● WORKING DATA
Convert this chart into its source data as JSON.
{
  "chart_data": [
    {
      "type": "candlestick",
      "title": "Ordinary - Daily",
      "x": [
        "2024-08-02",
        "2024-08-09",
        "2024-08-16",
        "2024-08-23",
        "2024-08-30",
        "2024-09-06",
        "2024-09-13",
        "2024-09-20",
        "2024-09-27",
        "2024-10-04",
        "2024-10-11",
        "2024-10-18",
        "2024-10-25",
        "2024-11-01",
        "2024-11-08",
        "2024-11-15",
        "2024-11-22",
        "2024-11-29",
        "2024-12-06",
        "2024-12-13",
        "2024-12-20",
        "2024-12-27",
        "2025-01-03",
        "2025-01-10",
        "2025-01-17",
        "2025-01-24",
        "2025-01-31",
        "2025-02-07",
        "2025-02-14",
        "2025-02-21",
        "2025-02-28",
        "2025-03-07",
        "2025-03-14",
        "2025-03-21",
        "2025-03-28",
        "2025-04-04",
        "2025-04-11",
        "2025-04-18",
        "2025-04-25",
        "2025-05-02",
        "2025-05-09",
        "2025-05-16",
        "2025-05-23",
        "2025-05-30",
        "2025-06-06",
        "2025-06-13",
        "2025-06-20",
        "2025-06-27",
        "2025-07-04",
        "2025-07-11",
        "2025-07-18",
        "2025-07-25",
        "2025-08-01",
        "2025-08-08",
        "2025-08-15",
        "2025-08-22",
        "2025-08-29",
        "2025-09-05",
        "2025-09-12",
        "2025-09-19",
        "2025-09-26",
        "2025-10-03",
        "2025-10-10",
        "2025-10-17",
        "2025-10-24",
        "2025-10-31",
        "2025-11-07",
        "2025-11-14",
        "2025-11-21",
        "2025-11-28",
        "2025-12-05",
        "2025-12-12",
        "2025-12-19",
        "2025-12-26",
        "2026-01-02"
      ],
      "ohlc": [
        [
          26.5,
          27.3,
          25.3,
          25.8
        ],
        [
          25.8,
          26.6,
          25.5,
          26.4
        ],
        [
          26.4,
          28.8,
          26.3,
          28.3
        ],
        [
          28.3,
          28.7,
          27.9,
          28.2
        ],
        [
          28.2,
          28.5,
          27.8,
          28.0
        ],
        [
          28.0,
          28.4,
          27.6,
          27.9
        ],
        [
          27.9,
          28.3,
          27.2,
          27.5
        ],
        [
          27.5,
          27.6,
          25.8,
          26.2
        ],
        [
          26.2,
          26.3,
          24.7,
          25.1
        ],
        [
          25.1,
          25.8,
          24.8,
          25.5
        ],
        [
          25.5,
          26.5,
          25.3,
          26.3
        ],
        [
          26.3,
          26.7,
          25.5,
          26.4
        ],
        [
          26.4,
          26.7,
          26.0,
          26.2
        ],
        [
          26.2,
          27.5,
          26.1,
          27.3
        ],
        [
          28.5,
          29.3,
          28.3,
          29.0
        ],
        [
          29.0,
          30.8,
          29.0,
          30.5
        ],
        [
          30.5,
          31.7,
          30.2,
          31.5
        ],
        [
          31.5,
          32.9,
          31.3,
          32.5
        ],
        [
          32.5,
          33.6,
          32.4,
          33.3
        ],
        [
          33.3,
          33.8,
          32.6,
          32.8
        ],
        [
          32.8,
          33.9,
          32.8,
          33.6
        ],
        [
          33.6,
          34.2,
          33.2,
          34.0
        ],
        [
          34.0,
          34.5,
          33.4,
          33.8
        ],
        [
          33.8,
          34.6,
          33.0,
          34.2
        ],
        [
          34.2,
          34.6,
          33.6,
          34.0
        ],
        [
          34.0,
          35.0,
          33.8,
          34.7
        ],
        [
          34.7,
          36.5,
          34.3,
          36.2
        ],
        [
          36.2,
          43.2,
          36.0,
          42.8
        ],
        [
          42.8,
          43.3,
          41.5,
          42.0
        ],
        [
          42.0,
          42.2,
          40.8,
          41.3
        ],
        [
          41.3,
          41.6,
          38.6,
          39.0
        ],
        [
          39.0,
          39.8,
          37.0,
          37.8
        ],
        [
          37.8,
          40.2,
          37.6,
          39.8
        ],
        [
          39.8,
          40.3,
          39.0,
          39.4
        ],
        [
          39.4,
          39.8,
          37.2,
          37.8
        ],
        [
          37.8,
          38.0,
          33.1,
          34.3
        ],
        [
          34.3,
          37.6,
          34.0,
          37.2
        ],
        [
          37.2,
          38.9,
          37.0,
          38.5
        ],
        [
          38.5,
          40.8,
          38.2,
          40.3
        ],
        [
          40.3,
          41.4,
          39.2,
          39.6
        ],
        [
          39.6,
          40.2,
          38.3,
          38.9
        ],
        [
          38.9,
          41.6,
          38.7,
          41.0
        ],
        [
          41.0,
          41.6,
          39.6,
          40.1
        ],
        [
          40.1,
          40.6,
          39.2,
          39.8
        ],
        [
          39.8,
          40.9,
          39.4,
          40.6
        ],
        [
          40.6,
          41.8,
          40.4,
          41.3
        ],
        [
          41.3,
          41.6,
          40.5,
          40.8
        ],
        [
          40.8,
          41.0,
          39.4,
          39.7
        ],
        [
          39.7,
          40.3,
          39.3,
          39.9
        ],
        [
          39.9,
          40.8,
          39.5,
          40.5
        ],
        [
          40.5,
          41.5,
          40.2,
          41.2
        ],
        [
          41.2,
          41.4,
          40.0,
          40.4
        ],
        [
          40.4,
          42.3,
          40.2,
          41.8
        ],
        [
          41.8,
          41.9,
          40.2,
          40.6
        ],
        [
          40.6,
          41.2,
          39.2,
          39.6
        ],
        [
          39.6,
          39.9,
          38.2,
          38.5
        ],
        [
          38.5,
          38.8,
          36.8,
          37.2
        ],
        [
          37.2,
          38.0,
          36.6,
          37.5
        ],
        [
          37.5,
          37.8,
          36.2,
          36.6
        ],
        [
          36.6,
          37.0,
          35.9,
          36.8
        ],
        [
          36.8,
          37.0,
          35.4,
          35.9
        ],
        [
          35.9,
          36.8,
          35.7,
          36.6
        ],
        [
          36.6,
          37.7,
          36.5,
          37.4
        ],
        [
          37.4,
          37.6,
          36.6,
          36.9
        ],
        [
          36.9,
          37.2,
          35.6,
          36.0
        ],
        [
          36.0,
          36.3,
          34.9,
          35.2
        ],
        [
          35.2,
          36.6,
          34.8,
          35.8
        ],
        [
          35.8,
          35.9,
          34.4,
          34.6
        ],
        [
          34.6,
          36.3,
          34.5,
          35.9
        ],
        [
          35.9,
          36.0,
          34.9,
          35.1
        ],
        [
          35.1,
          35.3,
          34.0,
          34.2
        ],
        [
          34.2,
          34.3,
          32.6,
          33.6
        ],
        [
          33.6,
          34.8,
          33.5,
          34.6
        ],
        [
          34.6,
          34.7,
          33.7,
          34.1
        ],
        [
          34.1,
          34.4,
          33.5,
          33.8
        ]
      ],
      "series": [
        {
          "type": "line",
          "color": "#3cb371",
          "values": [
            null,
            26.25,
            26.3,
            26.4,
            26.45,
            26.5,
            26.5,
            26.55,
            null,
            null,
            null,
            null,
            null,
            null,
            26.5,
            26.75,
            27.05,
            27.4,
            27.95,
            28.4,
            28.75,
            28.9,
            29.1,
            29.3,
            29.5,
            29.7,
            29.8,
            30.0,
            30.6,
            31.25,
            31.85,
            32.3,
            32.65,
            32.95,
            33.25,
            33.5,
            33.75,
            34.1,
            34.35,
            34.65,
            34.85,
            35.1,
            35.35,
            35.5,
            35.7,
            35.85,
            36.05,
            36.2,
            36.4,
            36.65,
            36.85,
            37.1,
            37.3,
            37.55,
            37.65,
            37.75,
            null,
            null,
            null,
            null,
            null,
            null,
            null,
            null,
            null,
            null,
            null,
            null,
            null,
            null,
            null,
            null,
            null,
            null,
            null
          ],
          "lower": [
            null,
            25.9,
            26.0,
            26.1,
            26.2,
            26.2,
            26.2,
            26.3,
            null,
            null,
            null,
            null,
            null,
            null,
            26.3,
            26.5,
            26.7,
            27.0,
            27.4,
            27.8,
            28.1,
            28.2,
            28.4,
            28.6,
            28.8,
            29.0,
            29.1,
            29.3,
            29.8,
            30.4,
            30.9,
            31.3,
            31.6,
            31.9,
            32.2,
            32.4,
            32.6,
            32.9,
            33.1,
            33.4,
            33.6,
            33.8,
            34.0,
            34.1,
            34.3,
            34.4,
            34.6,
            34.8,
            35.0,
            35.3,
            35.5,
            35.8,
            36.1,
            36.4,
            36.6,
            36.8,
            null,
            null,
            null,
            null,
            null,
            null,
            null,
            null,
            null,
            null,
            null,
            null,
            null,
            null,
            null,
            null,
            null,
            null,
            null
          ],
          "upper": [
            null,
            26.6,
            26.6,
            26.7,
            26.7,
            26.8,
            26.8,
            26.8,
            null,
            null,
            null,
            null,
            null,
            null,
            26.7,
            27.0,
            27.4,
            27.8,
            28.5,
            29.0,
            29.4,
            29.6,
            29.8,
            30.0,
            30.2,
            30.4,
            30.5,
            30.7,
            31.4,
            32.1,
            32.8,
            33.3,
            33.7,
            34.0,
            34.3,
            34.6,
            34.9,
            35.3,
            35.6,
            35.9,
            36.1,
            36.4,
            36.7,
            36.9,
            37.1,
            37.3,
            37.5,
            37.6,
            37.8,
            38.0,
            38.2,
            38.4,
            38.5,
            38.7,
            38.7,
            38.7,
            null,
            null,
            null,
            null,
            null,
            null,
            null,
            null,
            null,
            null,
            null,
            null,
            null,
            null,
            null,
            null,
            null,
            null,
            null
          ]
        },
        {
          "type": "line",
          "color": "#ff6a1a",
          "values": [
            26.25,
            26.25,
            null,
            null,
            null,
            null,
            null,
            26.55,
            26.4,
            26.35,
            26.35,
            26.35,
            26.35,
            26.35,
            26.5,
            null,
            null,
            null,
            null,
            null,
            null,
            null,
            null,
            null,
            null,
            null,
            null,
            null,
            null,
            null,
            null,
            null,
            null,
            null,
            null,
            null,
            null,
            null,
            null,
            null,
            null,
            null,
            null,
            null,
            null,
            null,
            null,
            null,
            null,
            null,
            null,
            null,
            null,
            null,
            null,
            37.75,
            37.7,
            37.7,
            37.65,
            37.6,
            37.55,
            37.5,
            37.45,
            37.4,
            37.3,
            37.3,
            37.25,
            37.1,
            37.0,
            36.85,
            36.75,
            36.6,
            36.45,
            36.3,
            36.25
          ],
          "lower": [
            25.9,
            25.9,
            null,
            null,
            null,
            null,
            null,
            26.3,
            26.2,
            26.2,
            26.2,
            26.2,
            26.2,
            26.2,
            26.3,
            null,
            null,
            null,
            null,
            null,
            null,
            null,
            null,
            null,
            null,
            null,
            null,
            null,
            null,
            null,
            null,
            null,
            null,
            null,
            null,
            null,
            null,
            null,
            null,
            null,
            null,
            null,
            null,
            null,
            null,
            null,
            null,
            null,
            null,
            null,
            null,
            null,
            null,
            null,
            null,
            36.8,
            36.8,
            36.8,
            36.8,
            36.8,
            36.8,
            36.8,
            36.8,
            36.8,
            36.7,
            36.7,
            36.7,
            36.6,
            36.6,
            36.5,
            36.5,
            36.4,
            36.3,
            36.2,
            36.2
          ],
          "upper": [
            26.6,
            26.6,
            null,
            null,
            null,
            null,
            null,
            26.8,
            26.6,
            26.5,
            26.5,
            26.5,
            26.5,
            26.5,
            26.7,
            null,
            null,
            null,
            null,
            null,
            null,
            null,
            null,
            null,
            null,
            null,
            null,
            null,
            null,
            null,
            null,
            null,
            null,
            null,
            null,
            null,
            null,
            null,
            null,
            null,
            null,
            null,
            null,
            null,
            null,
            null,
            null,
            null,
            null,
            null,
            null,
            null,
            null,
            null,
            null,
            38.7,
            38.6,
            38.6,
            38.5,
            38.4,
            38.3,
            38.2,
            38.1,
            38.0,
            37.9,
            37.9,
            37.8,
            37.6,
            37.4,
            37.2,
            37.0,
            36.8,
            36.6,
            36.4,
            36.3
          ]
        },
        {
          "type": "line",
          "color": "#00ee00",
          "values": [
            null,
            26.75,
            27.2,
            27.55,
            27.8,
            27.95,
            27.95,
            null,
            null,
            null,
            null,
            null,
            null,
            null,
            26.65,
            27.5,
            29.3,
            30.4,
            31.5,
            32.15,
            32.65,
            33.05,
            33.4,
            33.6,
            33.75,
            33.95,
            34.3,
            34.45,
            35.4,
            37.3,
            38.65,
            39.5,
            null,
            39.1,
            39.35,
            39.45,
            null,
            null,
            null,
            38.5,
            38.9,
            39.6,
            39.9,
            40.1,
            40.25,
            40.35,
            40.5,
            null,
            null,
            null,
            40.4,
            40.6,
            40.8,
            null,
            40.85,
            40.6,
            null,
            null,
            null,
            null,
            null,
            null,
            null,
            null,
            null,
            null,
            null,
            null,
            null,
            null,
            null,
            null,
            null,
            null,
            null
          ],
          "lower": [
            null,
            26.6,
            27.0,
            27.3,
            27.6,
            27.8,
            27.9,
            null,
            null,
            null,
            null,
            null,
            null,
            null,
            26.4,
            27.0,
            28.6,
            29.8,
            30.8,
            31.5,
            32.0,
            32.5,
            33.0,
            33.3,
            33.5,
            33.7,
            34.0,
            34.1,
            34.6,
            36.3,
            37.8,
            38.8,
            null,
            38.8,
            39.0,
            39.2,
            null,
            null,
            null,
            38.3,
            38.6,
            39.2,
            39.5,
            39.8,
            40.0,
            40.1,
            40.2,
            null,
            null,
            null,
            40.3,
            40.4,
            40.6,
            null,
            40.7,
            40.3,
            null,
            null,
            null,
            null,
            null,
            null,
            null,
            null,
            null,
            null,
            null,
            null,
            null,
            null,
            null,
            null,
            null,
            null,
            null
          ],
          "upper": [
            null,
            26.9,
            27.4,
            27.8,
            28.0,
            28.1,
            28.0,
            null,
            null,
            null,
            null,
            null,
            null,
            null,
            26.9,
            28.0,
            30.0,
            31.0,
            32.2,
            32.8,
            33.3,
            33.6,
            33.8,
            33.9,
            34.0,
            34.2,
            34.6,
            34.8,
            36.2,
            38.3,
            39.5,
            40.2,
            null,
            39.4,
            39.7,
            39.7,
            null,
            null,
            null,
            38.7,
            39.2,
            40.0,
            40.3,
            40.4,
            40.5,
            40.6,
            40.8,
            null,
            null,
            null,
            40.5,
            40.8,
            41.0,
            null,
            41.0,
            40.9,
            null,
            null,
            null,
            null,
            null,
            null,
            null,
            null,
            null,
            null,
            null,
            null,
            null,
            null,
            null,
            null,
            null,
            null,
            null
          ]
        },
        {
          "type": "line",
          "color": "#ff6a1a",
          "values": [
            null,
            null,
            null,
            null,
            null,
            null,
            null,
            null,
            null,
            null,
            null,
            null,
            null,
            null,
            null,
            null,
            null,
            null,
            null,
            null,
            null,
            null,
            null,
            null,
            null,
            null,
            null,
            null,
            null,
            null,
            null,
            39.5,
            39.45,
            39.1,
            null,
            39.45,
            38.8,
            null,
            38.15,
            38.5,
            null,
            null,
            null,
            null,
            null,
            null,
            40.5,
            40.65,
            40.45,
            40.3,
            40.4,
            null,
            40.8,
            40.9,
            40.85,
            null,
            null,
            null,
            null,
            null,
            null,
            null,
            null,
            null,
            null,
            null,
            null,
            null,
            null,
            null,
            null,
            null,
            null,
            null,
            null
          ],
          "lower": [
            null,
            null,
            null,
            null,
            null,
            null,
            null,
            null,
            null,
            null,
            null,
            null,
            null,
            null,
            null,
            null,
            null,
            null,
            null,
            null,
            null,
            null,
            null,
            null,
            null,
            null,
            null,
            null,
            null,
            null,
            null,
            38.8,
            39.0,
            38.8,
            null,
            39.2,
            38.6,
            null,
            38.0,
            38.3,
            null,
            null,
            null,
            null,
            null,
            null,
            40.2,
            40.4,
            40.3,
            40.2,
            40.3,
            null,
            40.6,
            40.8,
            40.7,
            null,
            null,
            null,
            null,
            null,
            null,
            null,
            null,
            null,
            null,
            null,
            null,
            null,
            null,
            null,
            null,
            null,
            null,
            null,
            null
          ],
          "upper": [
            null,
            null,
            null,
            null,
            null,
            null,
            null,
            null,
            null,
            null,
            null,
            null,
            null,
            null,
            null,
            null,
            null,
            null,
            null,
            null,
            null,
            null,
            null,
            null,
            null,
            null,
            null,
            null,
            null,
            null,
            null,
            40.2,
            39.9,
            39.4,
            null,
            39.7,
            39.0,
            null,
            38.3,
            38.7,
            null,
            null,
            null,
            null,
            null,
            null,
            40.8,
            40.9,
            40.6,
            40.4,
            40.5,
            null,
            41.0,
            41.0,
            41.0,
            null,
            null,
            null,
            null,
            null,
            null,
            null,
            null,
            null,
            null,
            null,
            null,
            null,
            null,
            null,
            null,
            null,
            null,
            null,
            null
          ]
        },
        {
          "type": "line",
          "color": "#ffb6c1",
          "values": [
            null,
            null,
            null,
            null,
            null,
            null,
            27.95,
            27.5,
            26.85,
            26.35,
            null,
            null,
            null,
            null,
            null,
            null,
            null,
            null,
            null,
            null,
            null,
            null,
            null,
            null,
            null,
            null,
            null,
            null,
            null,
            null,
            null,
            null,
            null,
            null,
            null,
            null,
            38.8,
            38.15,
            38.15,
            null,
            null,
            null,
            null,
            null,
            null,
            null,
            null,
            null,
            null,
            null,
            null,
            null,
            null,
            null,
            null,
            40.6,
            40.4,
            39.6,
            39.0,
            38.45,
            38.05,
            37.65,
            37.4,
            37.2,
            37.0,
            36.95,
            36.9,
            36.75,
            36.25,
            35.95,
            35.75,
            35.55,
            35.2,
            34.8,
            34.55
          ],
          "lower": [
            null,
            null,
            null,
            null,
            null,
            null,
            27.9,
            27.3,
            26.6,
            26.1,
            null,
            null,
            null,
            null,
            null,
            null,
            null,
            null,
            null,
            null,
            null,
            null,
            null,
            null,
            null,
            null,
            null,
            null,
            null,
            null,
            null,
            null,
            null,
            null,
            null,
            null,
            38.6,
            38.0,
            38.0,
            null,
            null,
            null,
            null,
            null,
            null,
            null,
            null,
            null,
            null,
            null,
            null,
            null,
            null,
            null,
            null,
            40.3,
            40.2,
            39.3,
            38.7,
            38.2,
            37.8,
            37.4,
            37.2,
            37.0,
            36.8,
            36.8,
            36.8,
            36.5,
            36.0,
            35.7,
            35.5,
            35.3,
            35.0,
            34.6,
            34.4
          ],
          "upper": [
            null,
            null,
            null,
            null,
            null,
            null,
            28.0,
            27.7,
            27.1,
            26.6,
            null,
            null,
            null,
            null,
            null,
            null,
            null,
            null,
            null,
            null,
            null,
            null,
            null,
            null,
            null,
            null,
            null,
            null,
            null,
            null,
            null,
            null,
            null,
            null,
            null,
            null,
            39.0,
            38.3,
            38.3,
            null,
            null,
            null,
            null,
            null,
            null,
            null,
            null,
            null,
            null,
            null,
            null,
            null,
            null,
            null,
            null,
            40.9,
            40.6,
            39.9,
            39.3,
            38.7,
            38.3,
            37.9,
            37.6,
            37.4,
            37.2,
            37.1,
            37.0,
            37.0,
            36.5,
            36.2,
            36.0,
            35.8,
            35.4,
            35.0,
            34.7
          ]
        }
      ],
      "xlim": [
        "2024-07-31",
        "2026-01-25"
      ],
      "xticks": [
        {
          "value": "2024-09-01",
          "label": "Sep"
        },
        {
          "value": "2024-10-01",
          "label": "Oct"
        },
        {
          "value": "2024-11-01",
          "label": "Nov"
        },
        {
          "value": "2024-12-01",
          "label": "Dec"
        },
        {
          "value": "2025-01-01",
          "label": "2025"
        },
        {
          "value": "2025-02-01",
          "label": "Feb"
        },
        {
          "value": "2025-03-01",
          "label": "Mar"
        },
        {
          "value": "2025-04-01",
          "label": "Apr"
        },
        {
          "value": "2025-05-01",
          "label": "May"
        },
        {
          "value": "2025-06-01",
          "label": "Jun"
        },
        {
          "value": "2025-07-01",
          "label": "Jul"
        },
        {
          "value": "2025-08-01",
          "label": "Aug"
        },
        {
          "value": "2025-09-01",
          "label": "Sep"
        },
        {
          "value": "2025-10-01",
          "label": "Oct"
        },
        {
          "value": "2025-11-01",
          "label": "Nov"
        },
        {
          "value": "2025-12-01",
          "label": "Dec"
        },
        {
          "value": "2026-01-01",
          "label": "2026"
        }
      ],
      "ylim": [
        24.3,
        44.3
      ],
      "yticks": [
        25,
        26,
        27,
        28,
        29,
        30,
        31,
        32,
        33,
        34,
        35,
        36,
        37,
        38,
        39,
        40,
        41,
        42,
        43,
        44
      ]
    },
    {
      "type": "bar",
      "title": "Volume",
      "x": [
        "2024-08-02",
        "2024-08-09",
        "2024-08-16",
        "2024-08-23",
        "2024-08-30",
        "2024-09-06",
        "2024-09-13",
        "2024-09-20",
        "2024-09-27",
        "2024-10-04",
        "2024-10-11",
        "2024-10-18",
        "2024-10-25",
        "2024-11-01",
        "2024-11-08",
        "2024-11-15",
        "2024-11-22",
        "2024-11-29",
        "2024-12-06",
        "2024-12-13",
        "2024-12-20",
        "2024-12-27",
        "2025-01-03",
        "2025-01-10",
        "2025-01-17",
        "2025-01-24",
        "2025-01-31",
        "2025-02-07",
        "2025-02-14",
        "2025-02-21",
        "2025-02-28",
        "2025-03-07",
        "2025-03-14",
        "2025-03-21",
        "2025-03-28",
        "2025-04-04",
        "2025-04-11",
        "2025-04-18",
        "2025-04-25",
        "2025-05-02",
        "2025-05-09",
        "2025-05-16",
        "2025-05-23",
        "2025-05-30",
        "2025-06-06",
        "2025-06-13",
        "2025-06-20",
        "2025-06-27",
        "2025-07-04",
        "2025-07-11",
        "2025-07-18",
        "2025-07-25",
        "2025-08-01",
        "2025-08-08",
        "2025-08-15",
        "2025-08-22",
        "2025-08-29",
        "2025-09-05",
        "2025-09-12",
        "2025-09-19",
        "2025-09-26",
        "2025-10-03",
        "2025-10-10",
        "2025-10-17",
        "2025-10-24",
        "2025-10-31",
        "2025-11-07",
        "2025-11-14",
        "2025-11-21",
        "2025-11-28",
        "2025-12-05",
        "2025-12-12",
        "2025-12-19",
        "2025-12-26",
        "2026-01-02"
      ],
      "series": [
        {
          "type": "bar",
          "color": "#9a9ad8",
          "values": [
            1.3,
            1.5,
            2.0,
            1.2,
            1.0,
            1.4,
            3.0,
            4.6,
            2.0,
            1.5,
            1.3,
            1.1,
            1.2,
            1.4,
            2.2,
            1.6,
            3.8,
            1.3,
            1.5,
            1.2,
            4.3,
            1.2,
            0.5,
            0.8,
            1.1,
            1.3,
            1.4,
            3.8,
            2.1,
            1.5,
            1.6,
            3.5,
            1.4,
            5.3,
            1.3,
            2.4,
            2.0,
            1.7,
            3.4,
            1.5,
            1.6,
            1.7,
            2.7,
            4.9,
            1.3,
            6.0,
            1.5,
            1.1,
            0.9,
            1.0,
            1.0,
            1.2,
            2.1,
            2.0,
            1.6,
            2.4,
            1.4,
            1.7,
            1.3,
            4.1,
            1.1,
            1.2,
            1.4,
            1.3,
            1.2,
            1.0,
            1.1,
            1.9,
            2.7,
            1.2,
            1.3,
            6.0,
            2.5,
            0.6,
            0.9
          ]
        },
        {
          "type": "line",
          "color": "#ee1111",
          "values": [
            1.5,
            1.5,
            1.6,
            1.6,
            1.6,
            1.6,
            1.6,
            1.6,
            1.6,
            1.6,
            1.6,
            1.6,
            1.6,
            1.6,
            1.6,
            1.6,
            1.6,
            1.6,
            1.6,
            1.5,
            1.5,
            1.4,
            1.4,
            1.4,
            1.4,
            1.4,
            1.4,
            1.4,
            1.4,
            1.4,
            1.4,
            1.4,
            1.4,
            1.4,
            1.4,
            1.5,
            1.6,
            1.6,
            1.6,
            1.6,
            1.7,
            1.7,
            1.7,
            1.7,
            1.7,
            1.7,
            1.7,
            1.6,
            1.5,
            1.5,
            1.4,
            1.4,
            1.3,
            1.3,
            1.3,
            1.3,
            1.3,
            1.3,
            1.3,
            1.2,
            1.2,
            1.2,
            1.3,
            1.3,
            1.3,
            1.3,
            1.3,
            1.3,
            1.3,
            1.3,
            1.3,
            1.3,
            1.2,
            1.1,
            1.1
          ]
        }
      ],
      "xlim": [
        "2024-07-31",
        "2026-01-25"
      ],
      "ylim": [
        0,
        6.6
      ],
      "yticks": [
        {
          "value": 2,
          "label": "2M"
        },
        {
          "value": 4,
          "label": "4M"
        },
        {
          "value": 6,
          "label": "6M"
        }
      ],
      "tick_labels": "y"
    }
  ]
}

● GOAL
Identify the lines in the records above that contain the word "color", then state how many there are and nothing more.

● REPLY TO THE EXERCISE
7